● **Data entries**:
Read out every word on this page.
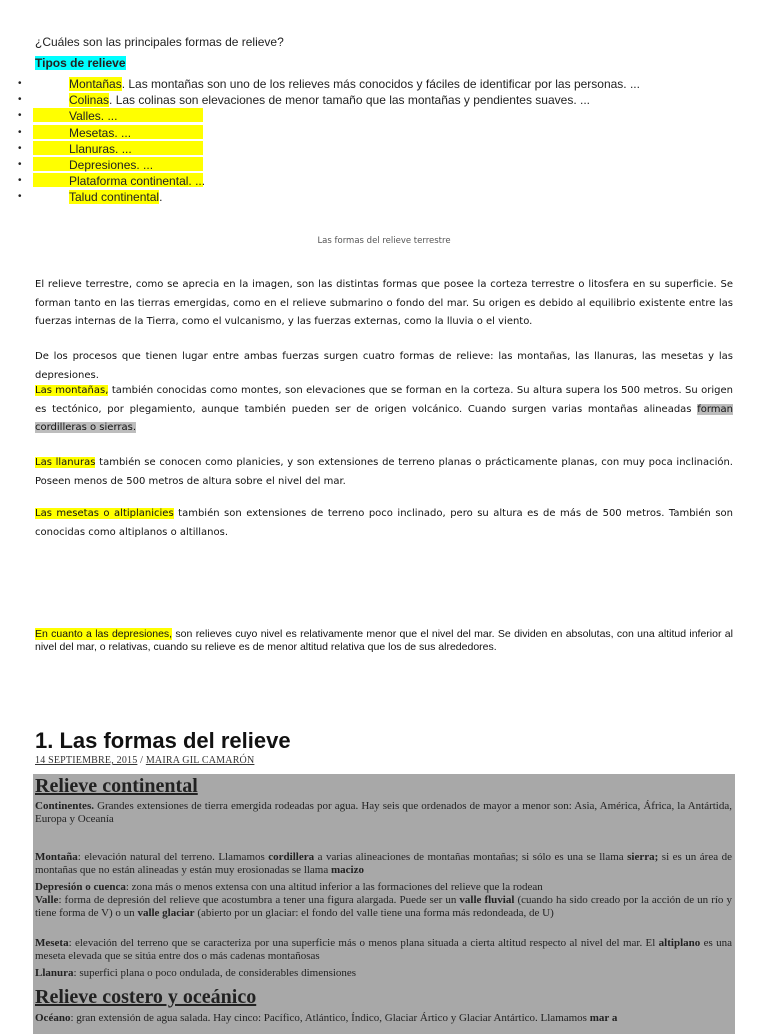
¿Cuáles son las principales formas de relieve?
Tipos de relieve
•	Montañas. Las montañas son uno de los relieves más conocidos y fáciles de identificar por las personas. ...
•	Colinas. Las colinas son elevaciones de menor tamaño que las montañas y pendientes suaves. ...
•	Valles. ...
•	Mesetas. ...
•	Llanuras. ...
•	Depresiones. ...
•	Plataforma continental. ...
•	Talud continental.
Las formas del relieve terrestre

El relieve terrestre, como se aprecia en la imagen, son las distintas formas que posee la corteza terrestre o litosfera en su superficie. Se forman tanto en las tierras emergidas, como en el relieve submarino o fondo del mar. Su origen es debido al equilibrio existente entre las fuerzas internas de la Tierra, como el vulcanismo, y las fuerzas externas, como la lluvia o el viento.

De los procesos que tienen lugar entre ambas fuerzas surgen cuatro formas de relieve: las montañas, las llanuras, las mesetas y las depresiones.

Las montañas, también conocidas como montes, son elevaciones que se forman en la corteza. Su altura supera los 500 metros. Su origen es tectónico, por plegamiento, aunque también pueden ser de origen volcánico. Cuando surgen varias montañas alineadas forman cordilleras o sierras.

Las llanuras también se conocen como planicies, y son extensiones de terreno planas o prácticamente planas, con muy poca inclinación. Poseen menos de 500 metros de altura sobre el nivel del mar.

Las mesetas o altiplanicies también son extensiones de terreno poco inclinado, pero su altura es de más de 500 metros. También son conocidas como altiplanos o altillanos.

En cuanto a las depresiones, son relieves cuyo nivel es relativamente menor que el nivel del mar. Se dividen en absolutas, con una altitud inferior al nivel del mar, o relativas, cuando su relieve es de menor altitud relativa que los de sus alrededores.

1. Las formas del relieve
14 SEPTIEMBRE, 2015 / MAIRA GIL CAMARÓN
Relieve continental
Continentes. Grandes extensiones de tierra emergida rodeadas por agua. Hay seis que ordenados de mayor a menor son: Asia, América, África, la Antártida, Europa y Oceanía
Montaña: elevación natural del terreno. Llamamos cordillera a varias alineaciones de montañas montañas; si sólo es una se llama sierra; si es un área de montañas que no están alineadas y están muy erosionadas se llama macizo
Depresión o cuenca: zona más o menos extensa con una altitud inferior a las formaciones del relieve que la rodean
Valle: forma de depresión del relieve que acostumbra a tener una figura alargada. Puede ser un valle fluvial (cuando ha sido creado por la acción de un río y tiene forma de V) o un valle glaciar (abierto por un glaciar: el fondo del valle tiene una forma más redondeada, de U)
Meseta: elevación del terreno que se caracteriza por una superficie más o menos plana situada a cierta altitud respecto al nivel del mar. El altiplano es una meseta elevada que se sitúa entre dos o más cadenas montañosas
Llanura: superfici plana o poco ondulada, de considerables dimensiones
Relieve costero y oceánico
Océano: gran extensión de agua salada. Hay cinco: Pacífico, Atlántico, Índico, Glaciar Ártico y Glaciar Antártico. Llamamos mar a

● **What to do**:
Copy all lines from the material that include "superficie".

● **Task output**:
El relieve terrestre, como se aprecia en la imagen, son las distintas formas que posee la corteza terrestre o litosfera en su superficie. Se forman tanto en las tierras emergidas, como en el relieve submarino o fondo del mar. Su origen es debido al equilibrio existente entre las fuerzas internas de la Tierra, como el vulcanismo, y las fuerzas externas, como la lluvia o el viento.
Meseta: elevación del terreno que se caracteriza por una superficie más o menos plana situada a cierta altitud respecto al nivel del mar. El altiplano es una meseta elevada que se sitúa entre dos o más cadenas montañosas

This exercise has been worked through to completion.